**What to produce**
Report how many lines of these entries hold the string "marker"; reply with the number alone.

**Data entries**
----------------

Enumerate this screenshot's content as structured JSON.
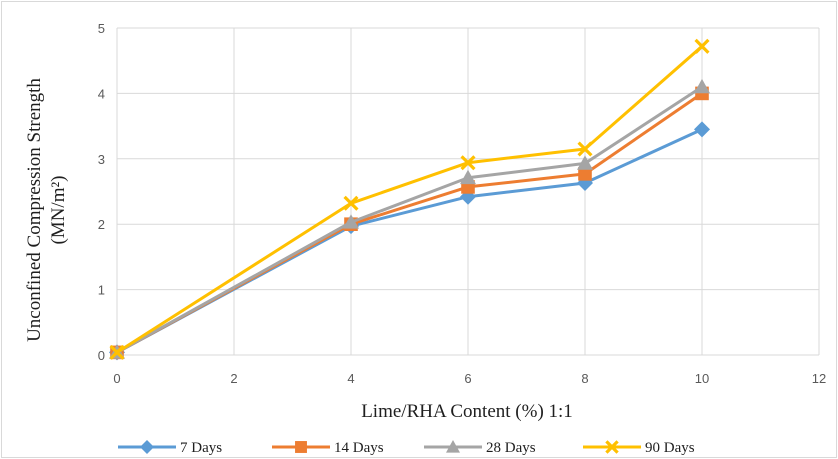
{
  "chart_data": {
    "type": "line",
    "xlabel": "Lime/RHA Content (%) 1:1",
    "ylabel_line1": "Unconfined Compression Strength",
    "ylabel_line2": "(MN/m²)",
    "xlim": [
      0,
      12
    ],
    "ylim": [
      0,
      5
    ],
    "xticks": [
      0,
      2,
      4,
      6,
      8,
      10,
      12
    ],
    "yticks": [
      0,
      1,
      2,
      3,
      4,
      5
    ],
    "grid": true,
    "legend_position": "bottom",
    "x": [
      0,
      4,
      6,
      8,
      10
    ],
    "series": [
      {
        "name": "7 Days",
        "color": "#5B9BD5",
        "marker": "diamond",
        "values": [
          0.04,
          1.97,
          2.42,
          2.63,
          3.45
        ]
      },
      {
        "name": "14 Days",
        "color": "#ED7D31",
        "marker": "square",
        "values": [
          0.04,
          2.0,
          2.57,
          2.77,
          4.0
        ]
      },
      {
        "name": "28 Days",
        "color": "#A5A5A5",
        "marker": "triangle",
        "values": [
          0.04,
          2.03,
          2.71,
          2.93,
          4.1
        ]
      },
      {
        "name": "90 Days",
        "color": "#FFC000",
        "marker": "x",
        "values": [
          0.04,
          2.32,
          2.94,
          3.15,
          4.72
        ]
      }
    ]
  }
}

----------------

**Answer**
4